## Text provided
===

      1. I currently use both, but haven’t tested them individually so couldn’t say which one works better.

        Yeah I think if you can get people to your about me page and connect with them, they’ll be much more trusting and likely to sign up vs. if they just saw it within a sidebar or popover form.

        Great, looking forward to part 2 ! 🙂

        1. You speak a lot of sense. I should know by now that the key to getting subscriptions, just like conversions, is to let people see the value. I’ll try your methods across a few of my sites and see!

  2. Hello Bryon, great post mate and thanks for taking the time to share your thoughts.

    A/B Testing is something every single marketer should be doing and not just on their online forms. I use Optimizely, mainly because its easier and probably the biggest, but there are other providers out there, the main point is to test your landing pages, gather and analyse the data and do it all over again until you have a killer landing page that converts like nothing else 🙂

    Bryon, on the increasing your email list topic, i was wondering if you could share a bit of knowledge here mate. A read this article (ahttp://goo.gl/HH6IWu) that talks about the use of Groups in LinkedIn, but was wondering maybe you would have other suggestions that would have worked for you in the past. I have some clients that should leverage their LinkedIn account and was hoping to get some help from the online community 🙂

    Look forward to your thoughts and remember:
    keep Calm and Keep on Testing!

    1. Hey Izzy,

      I do find that LinkedIn groups are pretty engaged, and LinkedIn sends you an email digest daily about all the discussions taking place. I can definitely see the need for people to leverage it more.

      As for using it to get more subscribers, I’m not sure. Maybe creatin teaser content to share with linked in users then asking them to subscribe to get the rest, or publishing a series of posts and sharing the first one with LinkedIn with a subtle prompt to subscribe.

      I honestly don’t know what would work best. Like you say, it needs testing!

      I’ve not used optimizely but have used a few others. I really need to test some more of my pages too!

  3. Hi Bryon.

    I don’t have any subscribers yet – but as a “visitor” – I hate the light-box sign-up plugin – I’ve seen it on a lot of sites, and it gets in the way of me reading the article I’ve chosen to view. It just seems too “salesy” – the pushy salesman trying to get you to sign on the dotted line, before you even know what you’re buying.
===
## Source data
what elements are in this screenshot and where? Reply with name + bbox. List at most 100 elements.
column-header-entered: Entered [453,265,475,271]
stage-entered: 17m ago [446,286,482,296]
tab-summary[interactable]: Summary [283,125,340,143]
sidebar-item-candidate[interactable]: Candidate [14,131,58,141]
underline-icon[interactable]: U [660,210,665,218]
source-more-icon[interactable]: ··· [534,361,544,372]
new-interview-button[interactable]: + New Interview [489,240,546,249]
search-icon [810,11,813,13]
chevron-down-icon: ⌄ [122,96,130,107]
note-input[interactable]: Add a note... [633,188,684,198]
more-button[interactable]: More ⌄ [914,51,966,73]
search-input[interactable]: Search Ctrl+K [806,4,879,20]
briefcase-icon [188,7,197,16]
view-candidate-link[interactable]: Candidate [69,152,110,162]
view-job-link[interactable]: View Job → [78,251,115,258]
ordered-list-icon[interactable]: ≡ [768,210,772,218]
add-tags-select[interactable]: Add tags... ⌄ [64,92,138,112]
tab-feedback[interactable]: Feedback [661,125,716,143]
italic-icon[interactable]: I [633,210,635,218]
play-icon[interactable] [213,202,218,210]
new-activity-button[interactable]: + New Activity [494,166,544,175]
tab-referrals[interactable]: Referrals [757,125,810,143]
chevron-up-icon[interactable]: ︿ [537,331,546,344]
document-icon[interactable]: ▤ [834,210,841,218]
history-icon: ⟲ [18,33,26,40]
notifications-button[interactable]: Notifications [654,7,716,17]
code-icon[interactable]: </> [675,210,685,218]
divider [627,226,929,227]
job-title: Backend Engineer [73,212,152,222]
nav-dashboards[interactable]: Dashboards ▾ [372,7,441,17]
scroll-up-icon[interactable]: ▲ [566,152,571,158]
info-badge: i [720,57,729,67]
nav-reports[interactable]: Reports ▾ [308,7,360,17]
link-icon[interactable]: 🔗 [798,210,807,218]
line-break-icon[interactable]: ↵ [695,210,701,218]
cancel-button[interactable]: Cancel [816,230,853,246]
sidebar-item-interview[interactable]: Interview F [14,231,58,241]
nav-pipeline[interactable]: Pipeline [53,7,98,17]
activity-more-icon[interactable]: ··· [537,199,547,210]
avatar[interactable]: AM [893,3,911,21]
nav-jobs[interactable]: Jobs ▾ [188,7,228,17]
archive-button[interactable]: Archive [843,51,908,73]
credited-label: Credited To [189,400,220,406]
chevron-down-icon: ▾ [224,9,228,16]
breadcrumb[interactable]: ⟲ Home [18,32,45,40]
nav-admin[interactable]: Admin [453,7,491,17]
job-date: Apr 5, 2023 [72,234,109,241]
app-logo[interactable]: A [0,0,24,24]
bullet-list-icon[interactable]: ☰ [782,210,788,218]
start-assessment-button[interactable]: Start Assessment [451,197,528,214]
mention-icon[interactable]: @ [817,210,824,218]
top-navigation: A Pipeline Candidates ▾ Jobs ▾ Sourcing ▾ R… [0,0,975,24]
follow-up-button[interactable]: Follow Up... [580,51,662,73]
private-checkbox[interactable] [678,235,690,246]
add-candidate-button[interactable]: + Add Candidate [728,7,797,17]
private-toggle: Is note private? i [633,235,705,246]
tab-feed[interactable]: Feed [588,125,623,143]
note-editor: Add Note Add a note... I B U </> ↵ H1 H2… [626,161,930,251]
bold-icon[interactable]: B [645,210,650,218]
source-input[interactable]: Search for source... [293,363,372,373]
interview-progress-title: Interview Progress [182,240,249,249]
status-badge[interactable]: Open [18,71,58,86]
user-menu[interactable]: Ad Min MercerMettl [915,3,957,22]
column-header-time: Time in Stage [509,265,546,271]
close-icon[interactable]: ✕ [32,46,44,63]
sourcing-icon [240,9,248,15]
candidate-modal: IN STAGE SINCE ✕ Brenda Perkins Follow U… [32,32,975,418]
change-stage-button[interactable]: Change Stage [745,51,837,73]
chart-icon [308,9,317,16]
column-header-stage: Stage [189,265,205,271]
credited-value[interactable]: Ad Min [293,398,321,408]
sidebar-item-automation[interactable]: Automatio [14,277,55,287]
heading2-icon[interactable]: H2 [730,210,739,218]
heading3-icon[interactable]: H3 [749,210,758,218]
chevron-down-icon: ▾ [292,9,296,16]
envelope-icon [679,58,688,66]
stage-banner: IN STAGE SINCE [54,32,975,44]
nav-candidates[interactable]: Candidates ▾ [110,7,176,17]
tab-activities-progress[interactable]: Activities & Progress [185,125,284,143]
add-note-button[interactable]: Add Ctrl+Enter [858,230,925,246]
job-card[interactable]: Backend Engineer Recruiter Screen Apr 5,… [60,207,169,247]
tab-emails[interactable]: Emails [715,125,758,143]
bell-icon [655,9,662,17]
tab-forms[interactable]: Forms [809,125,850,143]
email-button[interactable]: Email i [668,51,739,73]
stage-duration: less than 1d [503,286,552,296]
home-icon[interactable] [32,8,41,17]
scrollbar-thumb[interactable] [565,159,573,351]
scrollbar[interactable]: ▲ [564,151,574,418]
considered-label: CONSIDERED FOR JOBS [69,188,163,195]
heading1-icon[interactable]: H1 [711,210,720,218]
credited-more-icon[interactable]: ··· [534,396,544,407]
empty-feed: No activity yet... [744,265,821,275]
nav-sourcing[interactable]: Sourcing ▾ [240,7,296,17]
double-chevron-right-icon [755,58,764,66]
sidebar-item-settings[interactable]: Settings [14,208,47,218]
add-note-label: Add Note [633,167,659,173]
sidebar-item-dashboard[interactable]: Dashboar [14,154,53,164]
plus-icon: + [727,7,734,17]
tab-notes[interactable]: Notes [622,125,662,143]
===
## What to work on
1. Answer these questions about the comment thread, one line each:
(a) Which A/B testing tool does the commenter who says every marketer should be testing use?
(b) According to Bryon's reply, what does LinkedIn send users daily?
(c) Which sign-up plugin does the commenter in the final comment say they hate?
2. Summarize the comment thread in three sentences.
3. Pick up the comment thread where it stops and continue it.

## Exercise responses
1.
(a) Optimizely
(b) An email digest about all the discussions taking place
(c) The light-box sign-up plugin

2. Commenters respond to Bryon's post about increasing an email list: one says the key to getting subscriptions is letting people see the value, and another urges constant A/B testing with a tool such as Optimizely and asks how LinkedIn could help gain subscribers. Bryon replies that LinkedIn groups are pretty engaged and suggests sharing teaser content or the first post of a series there with a subtle prompt to subscribe, though it needs testing. A third commenter hates the light-box sign-up plugin because it gets in the way of reading the article and seems too "salesy."

3.
    I always just close it down, and get back to reading – as I’m already in the mindset of being interested in a post, a pop-up stopping me or interrupting me mid-flow, is really annoying.

    I DO like the small, unobtrusive box at the bottom right (I’ll keep you updated…) – I see Nathan uses something similar. That does not get in my way, nor does it interrupt me – but it’s there, in my field of vision. So if I enjoyed the article, or took something useful from it, I’m far more inclined to go on to give my details to the opt-in box at the bottom right.

    Cheers Bryon,

    All the best, Mark

    1. Yeah I do agree with you about the light box and I’ll probably do away with it later. Need to test more first.

      One thing I’ve discovered recently is a two-step opt-in where somebody clicks a link or button and that prompts the light box.

      At slats that means they’ve chosen to see it etc, and should be much higher converting.

      Cheers for the honesty Mark!

      Dom

  4. Hi Bryon,
    Very good article and an interesting read. Personally, when I enter a site and get buzzed with an opt-in, it inspires a bit of annoyance in me and my first reaction is to get it out of the way as fast as I can so that I can see the content on the site. I personally would only sign up if I see good value in the content of the website and I would actually look for the sign up in the main menu. That’s just my take on the subject.
    Thanks for info.

    Best,
    Todd

    1. Hey Todd, thanks for stopping by.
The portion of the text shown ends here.